• [Instructions to follow]: Output the lines that follow exactly as they are.

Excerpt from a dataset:
** START **
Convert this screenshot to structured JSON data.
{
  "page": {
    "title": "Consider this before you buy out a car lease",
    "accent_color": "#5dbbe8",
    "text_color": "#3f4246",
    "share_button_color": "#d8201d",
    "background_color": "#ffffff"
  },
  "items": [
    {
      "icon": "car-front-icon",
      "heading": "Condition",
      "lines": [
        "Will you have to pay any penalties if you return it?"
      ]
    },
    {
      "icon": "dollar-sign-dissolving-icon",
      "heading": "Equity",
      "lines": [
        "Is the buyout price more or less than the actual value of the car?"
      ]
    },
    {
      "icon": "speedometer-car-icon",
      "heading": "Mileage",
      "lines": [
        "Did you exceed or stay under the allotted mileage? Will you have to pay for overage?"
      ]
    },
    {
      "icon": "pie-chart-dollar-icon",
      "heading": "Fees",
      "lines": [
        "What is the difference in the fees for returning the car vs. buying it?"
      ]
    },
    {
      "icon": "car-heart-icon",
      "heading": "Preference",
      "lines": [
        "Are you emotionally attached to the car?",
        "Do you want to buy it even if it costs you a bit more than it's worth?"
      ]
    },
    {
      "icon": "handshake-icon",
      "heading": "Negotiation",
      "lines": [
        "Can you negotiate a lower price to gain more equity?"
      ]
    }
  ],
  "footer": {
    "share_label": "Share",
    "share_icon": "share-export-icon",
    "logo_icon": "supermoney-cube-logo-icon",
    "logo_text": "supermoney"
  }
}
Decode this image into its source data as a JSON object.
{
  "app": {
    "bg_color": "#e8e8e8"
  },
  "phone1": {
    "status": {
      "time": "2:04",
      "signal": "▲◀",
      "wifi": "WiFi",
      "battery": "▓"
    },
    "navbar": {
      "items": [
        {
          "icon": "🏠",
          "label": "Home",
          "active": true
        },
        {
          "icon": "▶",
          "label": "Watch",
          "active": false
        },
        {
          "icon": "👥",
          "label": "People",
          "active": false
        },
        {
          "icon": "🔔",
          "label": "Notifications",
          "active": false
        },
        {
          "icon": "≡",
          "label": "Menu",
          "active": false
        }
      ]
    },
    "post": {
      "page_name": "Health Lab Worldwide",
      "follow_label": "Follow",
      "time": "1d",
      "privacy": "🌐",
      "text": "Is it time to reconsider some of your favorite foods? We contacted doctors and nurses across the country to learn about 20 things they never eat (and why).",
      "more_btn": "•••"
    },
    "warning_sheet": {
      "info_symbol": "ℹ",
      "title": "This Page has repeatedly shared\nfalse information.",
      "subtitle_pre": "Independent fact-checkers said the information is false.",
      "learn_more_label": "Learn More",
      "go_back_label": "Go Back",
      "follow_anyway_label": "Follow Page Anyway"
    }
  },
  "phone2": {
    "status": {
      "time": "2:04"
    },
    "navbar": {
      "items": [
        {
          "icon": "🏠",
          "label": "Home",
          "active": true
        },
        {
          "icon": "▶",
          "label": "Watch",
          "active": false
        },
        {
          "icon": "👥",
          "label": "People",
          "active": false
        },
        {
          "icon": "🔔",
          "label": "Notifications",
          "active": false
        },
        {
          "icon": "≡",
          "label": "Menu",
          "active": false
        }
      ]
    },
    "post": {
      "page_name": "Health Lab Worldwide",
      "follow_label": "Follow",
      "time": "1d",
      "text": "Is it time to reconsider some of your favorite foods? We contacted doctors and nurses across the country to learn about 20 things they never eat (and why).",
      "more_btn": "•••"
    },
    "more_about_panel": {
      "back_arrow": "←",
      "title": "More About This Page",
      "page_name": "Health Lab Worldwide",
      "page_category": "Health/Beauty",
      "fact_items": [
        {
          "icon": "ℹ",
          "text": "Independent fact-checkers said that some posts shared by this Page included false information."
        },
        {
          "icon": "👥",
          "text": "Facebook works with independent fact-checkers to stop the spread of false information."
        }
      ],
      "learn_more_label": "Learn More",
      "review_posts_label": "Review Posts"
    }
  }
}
** END **
• [Final result]:
Convert this screenshot to structured JSON data.
{
  "page": {
    "title": "Consider this before you buy out a car lease",
    "accent_color": "#5dbbe8",
    "text_color": "#3f4246",
    "share_button_color": "#d8201d",
    "background_color": "#ffffff"
  },
  "items": [
    {
      "icon": "car-front-icon",
      "heading": "Condition",
      "lines": [
        "Will you have to pay any penalties if you return it?"
      ]
    },
    {
      "icon": "dollar-sign-dissolving-icon",
      "heading": "Equity",
      "lines": [
        "Is the buyout price more or less than the actual value of the car?"
      ]
    },
    {
      "icon": "speedometer-car-icon",
      "heading": "Mileage",
      "lines": [
        "Did you exceed or stay under the allotted mileage? Will you have to pay for overage?"
      ]
    },
    {
      "icon": "pie-chart-dollar-icon",
      "heading": "Fees",
      "lines": [
        "What is the difference in the fees for returning the car vs. buying it?"
      ]
    },
    {
      "icon": "car-heart-icon",
      "heading": "Preference",
      "lines": [
        "Are you emotionally attached to the car?",
        "Do you want to buy it even if it costs you a bit more than it's worth?"
      ]
    },
    {
      "icon": "handshake-icon",
      "heading": "Negotiation",
      "lines": [
        "Can you negotiate a lower price to gain more equity?"
      ]
    }
  ],
  "footer": {
    "share_label": "Share",
    "share_icon": "share-export-icon",
    "logo_icon": "supermoney-cube-logo-icon",
    "logo_text": "supermoney"
  }
}
Decode this image into its source data as a JSON object.
{
  "app": {
    "bg_color": "#e8e8e8"
  },
  "phone1": {
    "status": {
      "time": "2:04",
      "signal": "▲◀",
      "wifi": "WiFi",
      "battery": "▓"
    },
    "navbar": {
      "items": [
        {
          "icon": "🏠",
          "label": "Home",
          "active": true
        },
        {
          "icon": "▶",
          "label": "Watch",
          "active": false
        },
        {
          "icon": "👥",
          "label": "People",
          "active": false
        },
        {
          "icon": "🔔",
          "label": "Notifications",
          "active": false
        },
        {
          "icon": "≡",
          "label": "Menu",
          "active": false
        }
      ]
    },
    "post": {
      "page_name": "Health Lab Worldwide",
      "follow_label": "Follow",
      "time": "1d",
      "privacy": "🌐",
      "text": "Is it time to reconsider some of your favorite foods? We contacted doctors and nurses across the country to learn about 20 things they never eat (and why).",
      "more_btn": "•••"
    },
    "warning_sheet": {
      "info_symbol": "ℹ",
      "title": "This Page has repeatedly shared\nfalse information.",
      "subtitle_pre": "Independent fact-checkers said the information is false.",
      "learn_more_label": "Learn More",
      "go_back_label": "Go Back",
      "follow_anyway_label": "Follow Page Anyway"
    }
  },
  "phone2": {
    "status": {
      "time": "2:04"
    },
    "navbar": {
      "items": [
        {
          "icon": "🏠",
          "label": "Home",
          "active": true
        },
        {
          "icon": "▶",
          "label": "Watch",
          "active": false
        },
        {
          "icon": "👥",
          "label": "People",
          "active": false
        },
        {
          "icon": "🔔",
          "label": "Notifications",
          "active": false
        },
        {
          "icon": "≡",
          "label": "Menu",
          "active": false
        }
      ]
    },
    "post": {
      "page_name": "Health Lab Worldwide",
      "follow_label": "Follow",
      "time": "1d",
      "text": "Is it time to reconsider some of your favorite foods? We contacted doctors and nurses across the country to learn about 20 things they never eat (and why).",
      "more_btn": "•••"
    },
    "more_about_panel": {
      "back_arrow": "←",
      "title": "More About This Page",
      "page_name": "Health Lab Worldwide",
      "page_category": "Health/Beauty",
      "fact_items": [
        {
          "icon": "ℹ",
          "text": "Independent fact-checkers said that some posts shared by this Page included false information."
        },
        {
          "icon": "👥",
          "text": "Facebook works with independent fact-checkers to stop the spread of false information."
        }
      ],
      "learn_more_label": "Learn More",
      "review_posts_label": "Review Posts"
    }
  }
}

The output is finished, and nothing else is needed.